#### WHAT YOU NEED TO DO:
Please write out the material below exactly as given.

#### PROVIDED DATA:
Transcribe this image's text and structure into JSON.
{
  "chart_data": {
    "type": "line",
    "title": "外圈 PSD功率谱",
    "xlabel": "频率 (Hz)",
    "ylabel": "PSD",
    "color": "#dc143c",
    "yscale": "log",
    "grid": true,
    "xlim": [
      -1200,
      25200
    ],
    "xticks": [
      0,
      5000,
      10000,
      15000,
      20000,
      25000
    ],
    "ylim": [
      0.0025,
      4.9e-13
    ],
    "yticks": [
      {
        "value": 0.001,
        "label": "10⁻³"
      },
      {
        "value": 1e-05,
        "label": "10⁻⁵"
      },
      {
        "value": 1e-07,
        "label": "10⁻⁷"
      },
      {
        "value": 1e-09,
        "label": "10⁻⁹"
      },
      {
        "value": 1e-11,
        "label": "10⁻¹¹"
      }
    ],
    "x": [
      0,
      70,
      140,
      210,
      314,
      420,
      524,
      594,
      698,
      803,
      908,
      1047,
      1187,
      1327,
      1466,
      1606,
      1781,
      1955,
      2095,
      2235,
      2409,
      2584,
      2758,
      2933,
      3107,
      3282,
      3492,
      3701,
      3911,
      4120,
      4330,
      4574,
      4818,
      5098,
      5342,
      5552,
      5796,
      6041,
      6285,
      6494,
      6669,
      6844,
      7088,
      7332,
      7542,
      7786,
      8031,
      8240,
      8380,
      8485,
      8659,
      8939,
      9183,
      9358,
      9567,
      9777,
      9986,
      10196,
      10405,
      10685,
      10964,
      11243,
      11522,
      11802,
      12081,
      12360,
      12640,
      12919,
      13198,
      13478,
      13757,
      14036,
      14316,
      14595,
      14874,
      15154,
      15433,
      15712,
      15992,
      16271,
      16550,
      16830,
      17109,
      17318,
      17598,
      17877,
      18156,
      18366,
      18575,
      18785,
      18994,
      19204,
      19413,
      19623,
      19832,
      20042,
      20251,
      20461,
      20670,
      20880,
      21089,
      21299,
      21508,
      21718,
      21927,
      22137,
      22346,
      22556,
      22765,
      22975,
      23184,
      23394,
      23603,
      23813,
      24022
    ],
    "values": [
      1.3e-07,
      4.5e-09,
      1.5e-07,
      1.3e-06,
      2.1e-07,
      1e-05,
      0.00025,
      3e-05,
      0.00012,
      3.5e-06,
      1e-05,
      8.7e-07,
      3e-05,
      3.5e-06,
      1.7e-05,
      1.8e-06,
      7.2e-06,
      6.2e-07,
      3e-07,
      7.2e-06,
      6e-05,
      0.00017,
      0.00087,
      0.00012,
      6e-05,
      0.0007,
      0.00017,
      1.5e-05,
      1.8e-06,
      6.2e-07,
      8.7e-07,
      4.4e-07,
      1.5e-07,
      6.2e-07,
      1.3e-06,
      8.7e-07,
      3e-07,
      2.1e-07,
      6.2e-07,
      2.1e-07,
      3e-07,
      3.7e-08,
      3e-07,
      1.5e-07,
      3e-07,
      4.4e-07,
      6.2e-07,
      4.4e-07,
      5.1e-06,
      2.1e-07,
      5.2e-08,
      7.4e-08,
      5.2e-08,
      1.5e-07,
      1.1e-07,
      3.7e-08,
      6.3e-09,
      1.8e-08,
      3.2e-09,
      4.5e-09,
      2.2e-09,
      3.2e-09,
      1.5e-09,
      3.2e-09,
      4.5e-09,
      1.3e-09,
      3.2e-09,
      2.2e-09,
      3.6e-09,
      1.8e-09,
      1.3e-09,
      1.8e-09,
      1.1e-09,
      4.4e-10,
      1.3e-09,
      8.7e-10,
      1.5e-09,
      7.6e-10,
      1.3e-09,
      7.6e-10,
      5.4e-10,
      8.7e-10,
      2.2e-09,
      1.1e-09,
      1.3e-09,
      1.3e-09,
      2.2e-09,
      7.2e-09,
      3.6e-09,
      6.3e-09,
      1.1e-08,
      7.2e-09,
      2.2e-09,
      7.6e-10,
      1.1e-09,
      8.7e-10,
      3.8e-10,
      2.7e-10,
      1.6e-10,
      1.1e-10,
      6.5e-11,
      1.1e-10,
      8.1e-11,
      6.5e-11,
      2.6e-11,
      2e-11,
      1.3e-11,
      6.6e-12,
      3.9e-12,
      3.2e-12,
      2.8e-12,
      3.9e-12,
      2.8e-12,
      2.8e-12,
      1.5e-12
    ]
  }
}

#### CORRECT RESULT:
Transcribe this image's text and structure into JSON.
{
  "chart_data": {
    "type": "line",
    "title": "外圈 PSD功率谱",
    "xlabel": "频率 (Hz)",
    "ylabel": "PSD",
    "color": "#dc143c",
    "yscale": "log",
    "grid": true,
    "xlim": [
      -1200,
      25200
    ],
    "xticks": [
      0,
      5000,
      10000,
      15000,
      20000,
      25000
    ],
    "ylim": [
      0.0025,
      4.9e-13
    ],
    "yticks": [
      {
        "value": 0.001,
        "label": "10⁻³"
      },
      {
        "value": 1e-05,
        "label": "10⁻⁵"
      },
      {
        "value": 1e-07,
        "label": "10⁻⁷"
      },
      {
        "value": 1e-09,
        "label": "10⁻⁹"
      },
      {
        "value": 1e-11,
        "label": "10⁻¹¹"
      }
    ],
    "x": [
      0,
      70,
      140,
      210,
      314,
      420,
      524,
      594,
      698,
      803,
      908,
      1047,
      1187,
      1327,
      1466,
      1606,
      1781,
      1955,
      2095,
      2235,
      2409,
      2584,
      2758,
      2933,
      3107,
      3282,
      3492,
      3701,
      3911,
      4120,
      4330,
      4574,
      4818,
      5098,
      5342,
      5552,
      5796,
      6041,
      6285,
      6494,
      6669,
      6844,
      7088,
      7332,
      7542,
      7786,
      8031,
      8240,
      8380,
      8485,
      8659,
      8939,
      9183,
      9358,
      9567,
      9777,
      9986,
      10196,
      10405,
      10685,
      10964,
      11243,
      11522,
      11802,
      12081,
      12360,
      12640,
      12919,
      13198,
      13478,
      13757,
      14036,
      14316,
      14595,
      14874,
      15154,
      15433,
      15712,
      15992,
      16271,
      16550,
      16830,
      17109,
      17318,
      17598,
      17877,
      18156,
      18366,
      18575,
      18785,
      18994,
      19204,
      19413,
      19623,
      19832,
      20042,
      20251,
      20461,
      20670,
      20880,
      21089,
      21299,
      21508,
      21718,
      21927,
      22137,
      22346,
      22556,
      22765,
      22975,
      23184,
      23394,
      23603,
      23813,
      24022
    ],
    "values": [
      1.3e-07,
      4.5e-09,
      1.5e-07,
      1.3e-06,
      2.1e-07,
      1e-05,
      0.00025,
      3e-05,
      0.00012,
      3.5e-06,
      1e-05,
      8.7e-07,
      3e-05,
      3.5e-06,
      1.7e-05,
      1.8e-06,
      7.2e-06,
      6.2e-07,
      3e-07,
      7.2e-06,
      6e-05,
      0.00017,
      0.00087,
      0.00012,
      6e-05,
      0.0007,
      0.00017,
      1.5e-05,
      1.8e-06,
      6.2e-07,
      8.7e-07,
      4.4e-07,
      1.5e-07,
      6.2e-07,
      1.3e-06,
      8.7e-07,
      3e-07,
      2.1e-07,
      6.2e-07,
      2.1e-07,
      3e-07,
      3.7e-08,
      3e-07,
      1.5e-07,
      3e-07,
      4.4e-07,
      6.2e-07,
      4.4e-07,
      5.1e-06,
      2.1e-07,
      5.2e-08,
      7.4e-08,
      5.2e-08,
      1.5e-07,
      1.1e-07,
      3.7e-08,
      6.3e-09,
      1.8e-08,
      3.2e-09,
      4.5e-09,
      2.2e-09,
      3.2e-09,
      1.5e-09,
      3.2e-09,
      4.5e-09,
      1.3e-09,
      3.2e-09,
      2.2e-09,
      3.6e-09,
      1.8e-09,
      1.3e-09,
      1.8e-09,
      1.1e-09,
      4.4e-10,
      1.3e-09,
      8.7e-10,
      1.5e-09,
      7.6e-10,
      1.3e-09,
      7.6e-10,
      5.4e-10,
      8.7e-10,
      2.2e-09,
      1.1e-09,
      1.3e-09,
      1.3e-09,
      2.2e-09,
      7.2e-09,
      3.6e-09,
      6.3e-09,
      1.1e-08,
      7.2e-09,
      2.2e-09,
      7.6e-10,
      1.1e-09,
      8.7e-10,
      3.8e-10,
      2.7e-10,
      1.6e-10,
      1.1e-10,
      6.5e-11,
      1.1e-10,
      8.1e-11,
      6.5e-11,
      2.6e-11,
      2e-11,
      1.3e-11,
      6.6e-12,
      3.9e-12,
      3.2e-12,
      2.8e-12,
      3.9e-12,
      2.8e-12,
      2.8e-12,
      1.5e-12
    ]
  }
}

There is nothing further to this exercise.